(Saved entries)
+ + +

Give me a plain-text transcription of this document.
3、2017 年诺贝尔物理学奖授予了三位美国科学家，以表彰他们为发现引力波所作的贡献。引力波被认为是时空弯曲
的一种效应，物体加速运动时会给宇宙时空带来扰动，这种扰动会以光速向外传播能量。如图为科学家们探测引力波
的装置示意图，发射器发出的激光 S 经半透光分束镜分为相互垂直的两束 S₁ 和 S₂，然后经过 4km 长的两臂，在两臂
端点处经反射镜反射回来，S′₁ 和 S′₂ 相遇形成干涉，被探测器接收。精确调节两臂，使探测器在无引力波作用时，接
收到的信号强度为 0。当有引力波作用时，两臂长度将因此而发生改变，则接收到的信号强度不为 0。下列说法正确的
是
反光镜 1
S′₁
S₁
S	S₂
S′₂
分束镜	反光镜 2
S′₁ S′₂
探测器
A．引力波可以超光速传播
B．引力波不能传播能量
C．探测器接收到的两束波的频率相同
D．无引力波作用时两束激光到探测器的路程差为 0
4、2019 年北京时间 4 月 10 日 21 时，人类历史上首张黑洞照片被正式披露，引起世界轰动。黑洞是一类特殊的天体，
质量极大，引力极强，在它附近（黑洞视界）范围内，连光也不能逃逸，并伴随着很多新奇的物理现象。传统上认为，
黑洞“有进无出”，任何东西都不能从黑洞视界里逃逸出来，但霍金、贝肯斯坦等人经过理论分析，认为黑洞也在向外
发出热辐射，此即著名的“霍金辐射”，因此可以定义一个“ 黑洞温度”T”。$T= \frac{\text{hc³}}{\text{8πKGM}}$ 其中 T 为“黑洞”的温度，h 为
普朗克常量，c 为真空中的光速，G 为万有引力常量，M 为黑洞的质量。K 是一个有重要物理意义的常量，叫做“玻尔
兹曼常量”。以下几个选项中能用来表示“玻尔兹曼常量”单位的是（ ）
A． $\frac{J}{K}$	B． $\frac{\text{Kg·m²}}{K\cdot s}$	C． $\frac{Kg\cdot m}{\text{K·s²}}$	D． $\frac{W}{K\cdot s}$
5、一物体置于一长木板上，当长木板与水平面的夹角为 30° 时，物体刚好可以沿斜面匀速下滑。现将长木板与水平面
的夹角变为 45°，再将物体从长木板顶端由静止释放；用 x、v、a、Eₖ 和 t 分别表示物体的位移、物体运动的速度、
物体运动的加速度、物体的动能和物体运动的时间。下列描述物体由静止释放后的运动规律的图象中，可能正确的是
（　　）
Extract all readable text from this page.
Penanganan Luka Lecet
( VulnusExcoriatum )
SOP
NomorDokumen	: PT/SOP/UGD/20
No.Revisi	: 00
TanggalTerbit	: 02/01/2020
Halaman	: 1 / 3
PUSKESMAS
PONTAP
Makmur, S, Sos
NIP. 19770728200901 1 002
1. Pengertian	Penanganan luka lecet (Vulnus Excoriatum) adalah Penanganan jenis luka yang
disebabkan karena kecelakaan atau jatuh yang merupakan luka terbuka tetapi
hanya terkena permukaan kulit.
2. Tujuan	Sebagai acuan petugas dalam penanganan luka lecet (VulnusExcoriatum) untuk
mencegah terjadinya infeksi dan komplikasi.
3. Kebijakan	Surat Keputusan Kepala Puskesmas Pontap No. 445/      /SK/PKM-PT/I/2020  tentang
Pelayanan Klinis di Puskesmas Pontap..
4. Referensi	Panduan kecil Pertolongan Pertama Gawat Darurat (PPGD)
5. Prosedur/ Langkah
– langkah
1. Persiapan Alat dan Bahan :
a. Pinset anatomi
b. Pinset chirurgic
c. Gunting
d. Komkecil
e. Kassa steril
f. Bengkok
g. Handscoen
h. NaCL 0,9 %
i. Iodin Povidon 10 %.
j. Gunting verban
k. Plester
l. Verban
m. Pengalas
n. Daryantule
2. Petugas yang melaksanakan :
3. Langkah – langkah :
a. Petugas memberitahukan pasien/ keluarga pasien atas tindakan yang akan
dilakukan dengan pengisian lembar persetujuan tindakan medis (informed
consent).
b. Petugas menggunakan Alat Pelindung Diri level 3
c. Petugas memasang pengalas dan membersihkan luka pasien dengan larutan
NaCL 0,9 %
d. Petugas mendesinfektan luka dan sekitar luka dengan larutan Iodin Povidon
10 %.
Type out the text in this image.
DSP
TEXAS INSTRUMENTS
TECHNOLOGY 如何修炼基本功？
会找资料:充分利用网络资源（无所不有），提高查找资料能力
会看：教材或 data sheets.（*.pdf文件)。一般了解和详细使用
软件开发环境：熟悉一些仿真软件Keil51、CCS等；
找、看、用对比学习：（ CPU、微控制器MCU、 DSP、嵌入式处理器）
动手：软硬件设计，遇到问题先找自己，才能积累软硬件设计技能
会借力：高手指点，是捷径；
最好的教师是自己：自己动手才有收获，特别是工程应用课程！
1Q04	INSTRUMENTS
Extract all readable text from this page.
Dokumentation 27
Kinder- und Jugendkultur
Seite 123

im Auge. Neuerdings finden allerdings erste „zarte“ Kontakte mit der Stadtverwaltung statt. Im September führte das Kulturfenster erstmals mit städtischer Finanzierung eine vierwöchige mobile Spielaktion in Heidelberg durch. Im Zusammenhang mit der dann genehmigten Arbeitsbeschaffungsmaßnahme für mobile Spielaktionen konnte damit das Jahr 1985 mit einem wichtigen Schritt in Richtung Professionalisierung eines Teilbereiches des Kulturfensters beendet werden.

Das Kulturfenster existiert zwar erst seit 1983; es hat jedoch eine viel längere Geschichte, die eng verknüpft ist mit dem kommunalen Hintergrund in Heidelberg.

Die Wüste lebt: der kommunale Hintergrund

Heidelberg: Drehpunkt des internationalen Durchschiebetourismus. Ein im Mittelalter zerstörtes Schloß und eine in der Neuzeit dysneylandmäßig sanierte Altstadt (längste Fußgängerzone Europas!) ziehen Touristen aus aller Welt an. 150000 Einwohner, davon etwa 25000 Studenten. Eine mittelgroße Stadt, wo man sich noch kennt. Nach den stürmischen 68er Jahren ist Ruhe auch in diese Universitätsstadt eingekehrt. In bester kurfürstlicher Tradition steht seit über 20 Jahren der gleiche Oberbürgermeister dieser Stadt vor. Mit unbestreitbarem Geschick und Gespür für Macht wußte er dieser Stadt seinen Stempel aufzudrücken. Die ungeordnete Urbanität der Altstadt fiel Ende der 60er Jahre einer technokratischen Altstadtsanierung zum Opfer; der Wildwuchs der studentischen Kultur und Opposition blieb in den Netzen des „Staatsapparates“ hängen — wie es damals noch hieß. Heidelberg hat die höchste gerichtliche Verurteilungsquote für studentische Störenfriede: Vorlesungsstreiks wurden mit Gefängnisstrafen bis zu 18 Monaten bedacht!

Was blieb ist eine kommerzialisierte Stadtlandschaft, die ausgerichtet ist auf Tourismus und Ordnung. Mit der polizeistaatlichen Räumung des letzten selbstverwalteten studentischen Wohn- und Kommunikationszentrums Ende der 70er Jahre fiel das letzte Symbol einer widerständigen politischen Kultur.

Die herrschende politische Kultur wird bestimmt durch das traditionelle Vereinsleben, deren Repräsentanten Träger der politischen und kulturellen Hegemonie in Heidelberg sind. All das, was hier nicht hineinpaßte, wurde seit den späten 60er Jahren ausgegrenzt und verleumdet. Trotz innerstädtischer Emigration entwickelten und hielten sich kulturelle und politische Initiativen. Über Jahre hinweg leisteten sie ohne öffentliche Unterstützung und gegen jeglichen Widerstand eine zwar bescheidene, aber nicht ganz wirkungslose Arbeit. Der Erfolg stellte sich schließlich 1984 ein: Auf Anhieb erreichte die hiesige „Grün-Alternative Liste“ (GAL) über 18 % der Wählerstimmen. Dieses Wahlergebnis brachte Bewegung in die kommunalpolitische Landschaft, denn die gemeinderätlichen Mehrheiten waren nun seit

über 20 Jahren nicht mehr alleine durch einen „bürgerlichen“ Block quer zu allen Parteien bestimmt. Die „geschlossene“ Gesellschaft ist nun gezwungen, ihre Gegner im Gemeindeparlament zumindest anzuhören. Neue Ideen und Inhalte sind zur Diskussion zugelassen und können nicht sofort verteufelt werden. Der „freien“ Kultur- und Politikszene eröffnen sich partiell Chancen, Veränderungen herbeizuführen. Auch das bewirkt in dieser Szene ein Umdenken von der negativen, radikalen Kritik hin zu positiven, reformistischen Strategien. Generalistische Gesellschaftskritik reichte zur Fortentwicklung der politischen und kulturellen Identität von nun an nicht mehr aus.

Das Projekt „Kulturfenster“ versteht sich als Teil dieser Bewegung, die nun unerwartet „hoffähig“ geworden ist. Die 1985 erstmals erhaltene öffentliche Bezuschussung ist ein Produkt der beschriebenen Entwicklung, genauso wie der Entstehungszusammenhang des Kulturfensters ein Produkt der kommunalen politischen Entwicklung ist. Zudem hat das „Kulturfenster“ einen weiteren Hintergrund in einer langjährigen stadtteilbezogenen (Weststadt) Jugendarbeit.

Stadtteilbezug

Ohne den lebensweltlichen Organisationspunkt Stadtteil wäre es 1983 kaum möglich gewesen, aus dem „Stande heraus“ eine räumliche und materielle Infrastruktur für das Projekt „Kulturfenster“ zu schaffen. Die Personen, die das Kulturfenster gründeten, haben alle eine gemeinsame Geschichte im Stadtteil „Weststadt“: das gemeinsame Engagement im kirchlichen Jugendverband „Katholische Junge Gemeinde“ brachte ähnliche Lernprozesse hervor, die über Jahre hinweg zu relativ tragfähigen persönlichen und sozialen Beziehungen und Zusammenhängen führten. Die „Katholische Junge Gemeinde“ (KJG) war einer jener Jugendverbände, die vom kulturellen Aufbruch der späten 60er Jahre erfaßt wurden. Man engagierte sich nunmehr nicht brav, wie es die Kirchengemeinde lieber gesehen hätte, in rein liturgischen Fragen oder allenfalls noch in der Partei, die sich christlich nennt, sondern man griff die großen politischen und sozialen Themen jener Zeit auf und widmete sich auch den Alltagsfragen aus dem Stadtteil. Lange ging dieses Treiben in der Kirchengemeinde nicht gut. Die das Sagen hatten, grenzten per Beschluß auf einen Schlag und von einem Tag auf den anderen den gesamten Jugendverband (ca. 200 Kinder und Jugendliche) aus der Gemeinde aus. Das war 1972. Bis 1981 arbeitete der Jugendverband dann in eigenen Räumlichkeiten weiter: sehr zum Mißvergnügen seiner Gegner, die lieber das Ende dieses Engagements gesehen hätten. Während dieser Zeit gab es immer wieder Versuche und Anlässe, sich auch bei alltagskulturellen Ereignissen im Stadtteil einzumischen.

+ + +

- **Problem statement**: Among the records above, find each line holding the string "pasien" and pull it out.

- **Answer for this exercise**:
a. Petugas memberitahukan pasien/ keluarga pasien atas tindakan yang akan
c. Petugas memasang pengalas dan membersihkan luka pasien dengan larutan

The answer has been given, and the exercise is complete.